BEGIN Records provided

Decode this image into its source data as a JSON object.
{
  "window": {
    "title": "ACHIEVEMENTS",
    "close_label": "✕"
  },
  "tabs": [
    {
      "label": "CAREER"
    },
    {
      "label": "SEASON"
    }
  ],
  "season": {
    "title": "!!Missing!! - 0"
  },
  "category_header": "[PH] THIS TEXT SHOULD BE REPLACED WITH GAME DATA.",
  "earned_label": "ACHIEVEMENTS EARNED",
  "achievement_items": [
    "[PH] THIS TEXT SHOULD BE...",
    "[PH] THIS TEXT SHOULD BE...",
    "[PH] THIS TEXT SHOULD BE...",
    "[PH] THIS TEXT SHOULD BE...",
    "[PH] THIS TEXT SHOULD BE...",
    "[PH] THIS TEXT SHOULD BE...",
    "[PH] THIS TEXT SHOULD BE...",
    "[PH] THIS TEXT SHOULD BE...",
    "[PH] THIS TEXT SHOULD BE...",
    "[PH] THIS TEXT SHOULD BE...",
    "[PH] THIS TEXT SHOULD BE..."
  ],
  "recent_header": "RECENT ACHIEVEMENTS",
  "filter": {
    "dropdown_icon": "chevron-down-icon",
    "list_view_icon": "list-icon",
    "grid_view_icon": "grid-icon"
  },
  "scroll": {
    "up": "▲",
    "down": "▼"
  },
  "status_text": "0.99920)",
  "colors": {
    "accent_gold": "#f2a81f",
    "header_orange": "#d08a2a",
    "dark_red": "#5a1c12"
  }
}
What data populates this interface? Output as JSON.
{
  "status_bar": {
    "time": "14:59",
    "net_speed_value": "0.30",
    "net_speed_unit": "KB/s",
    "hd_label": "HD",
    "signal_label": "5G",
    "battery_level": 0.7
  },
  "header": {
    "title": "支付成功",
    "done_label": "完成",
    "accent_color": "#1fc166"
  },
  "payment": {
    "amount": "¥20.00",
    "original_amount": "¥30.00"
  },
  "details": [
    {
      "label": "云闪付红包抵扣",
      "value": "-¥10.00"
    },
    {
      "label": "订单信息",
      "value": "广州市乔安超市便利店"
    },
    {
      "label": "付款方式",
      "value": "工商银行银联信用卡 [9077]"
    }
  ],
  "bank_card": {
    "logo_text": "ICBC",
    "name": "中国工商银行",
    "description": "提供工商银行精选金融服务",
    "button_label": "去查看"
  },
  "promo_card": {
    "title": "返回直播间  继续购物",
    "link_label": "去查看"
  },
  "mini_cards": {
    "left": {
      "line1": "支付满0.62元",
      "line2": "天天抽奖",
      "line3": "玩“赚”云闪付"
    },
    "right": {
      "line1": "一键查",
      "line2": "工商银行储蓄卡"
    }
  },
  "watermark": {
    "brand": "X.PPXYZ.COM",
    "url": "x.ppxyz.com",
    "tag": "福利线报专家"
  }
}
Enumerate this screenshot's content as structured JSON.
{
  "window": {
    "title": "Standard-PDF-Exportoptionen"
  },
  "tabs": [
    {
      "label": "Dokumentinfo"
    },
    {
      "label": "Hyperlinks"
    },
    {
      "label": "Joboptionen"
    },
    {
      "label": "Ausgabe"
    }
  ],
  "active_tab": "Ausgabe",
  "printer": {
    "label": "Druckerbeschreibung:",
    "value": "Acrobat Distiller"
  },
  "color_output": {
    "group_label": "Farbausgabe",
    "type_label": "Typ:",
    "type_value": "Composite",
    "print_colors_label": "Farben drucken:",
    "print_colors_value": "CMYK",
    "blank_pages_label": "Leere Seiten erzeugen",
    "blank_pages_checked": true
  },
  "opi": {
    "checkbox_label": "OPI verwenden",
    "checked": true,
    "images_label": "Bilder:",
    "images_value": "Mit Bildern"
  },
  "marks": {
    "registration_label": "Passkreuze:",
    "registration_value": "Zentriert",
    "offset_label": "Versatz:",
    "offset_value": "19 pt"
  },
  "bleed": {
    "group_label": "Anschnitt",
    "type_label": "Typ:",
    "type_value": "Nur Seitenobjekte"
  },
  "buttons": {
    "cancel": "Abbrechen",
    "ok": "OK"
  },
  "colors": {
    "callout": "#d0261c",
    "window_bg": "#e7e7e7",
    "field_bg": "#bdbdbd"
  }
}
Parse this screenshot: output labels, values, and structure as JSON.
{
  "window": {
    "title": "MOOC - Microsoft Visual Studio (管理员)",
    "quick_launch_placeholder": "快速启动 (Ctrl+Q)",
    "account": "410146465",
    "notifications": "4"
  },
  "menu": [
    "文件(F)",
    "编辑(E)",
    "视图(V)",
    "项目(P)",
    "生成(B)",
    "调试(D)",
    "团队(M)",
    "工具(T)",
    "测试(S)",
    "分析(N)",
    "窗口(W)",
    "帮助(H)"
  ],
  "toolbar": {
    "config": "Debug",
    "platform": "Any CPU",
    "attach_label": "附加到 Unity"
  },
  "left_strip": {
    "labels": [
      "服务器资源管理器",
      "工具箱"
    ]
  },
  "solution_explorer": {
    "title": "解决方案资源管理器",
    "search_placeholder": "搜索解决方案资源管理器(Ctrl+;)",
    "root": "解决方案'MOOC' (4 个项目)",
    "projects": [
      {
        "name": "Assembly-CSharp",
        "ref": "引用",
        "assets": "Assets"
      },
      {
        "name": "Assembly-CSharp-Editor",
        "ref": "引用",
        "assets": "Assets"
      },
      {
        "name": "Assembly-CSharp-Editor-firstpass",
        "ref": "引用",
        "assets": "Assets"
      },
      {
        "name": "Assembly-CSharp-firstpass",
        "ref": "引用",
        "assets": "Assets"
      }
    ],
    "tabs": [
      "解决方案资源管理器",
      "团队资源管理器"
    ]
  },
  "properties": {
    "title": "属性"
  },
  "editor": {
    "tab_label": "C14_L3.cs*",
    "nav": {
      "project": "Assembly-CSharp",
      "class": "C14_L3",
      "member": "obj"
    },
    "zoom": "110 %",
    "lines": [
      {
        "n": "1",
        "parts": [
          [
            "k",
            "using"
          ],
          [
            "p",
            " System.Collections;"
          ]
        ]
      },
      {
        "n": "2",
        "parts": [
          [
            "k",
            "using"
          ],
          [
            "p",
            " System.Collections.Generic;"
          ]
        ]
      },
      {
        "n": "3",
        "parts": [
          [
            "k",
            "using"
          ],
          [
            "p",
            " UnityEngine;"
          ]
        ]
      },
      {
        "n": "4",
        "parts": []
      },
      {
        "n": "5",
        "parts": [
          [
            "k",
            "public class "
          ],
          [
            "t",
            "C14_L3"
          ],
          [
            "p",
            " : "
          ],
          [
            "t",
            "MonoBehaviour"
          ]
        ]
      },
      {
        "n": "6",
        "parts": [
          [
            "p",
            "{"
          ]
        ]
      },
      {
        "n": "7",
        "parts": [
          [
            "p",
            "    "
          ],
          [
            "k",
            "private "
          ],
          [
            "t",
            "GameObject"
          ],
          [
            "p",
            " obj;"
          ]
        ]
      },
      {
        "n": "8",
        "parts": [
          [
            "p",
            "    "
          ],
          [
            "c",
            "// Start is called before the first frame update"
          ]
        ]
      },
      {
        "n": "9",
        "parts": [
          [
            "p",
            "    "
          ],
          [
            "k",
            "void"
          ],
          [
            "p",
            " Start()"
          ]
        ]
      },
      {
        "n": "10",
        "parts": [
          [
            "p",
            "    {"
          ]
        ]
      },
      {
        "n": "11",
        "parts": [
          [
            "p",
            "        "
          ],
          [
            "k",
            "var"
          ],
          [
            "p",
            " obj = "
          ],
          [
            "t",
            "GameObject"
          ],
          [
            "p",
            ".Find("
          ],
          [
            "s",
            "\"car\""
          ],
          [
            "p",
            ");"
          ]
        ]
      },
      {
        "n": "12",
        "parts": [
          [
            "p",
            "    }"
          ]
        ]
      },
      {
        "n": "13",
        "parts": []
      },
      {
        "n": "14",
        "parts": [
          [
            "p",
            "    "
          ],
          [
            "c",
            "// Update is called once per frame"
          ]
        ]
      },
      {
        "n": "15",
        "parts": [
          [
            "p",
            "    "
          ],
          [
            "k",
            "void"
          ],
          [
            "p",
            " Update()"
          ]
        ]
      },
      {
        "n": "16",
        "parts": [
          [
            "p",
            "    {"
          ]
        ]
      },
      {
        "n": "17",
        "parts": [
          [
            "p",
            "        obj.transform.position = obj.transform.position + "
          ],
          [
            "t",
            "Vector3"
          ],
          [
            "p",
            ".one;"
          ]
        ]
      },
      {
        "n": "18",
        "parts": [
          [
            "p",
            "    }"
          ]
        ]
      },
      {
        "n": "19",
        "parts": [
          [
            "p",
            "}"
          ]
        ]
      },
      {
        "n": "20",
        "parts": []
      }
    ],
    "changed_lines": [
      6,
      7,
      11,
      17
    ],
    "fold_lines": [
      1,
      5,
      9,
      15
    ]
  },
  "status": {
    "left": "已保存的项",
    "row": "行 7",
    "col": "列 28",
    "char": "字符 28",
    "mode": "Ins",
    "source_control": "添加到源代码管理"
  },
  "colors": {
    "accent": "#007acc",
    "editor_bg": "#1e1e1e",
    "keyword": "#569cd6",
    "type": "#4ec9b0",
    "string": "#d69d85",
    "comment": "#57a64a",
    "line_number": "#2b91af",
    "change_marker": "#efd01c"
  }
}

END Records provided

Among the records above, find each line holding the string "Start" and pull it out.

            "// Start is called before the first frame update"
            " Start()"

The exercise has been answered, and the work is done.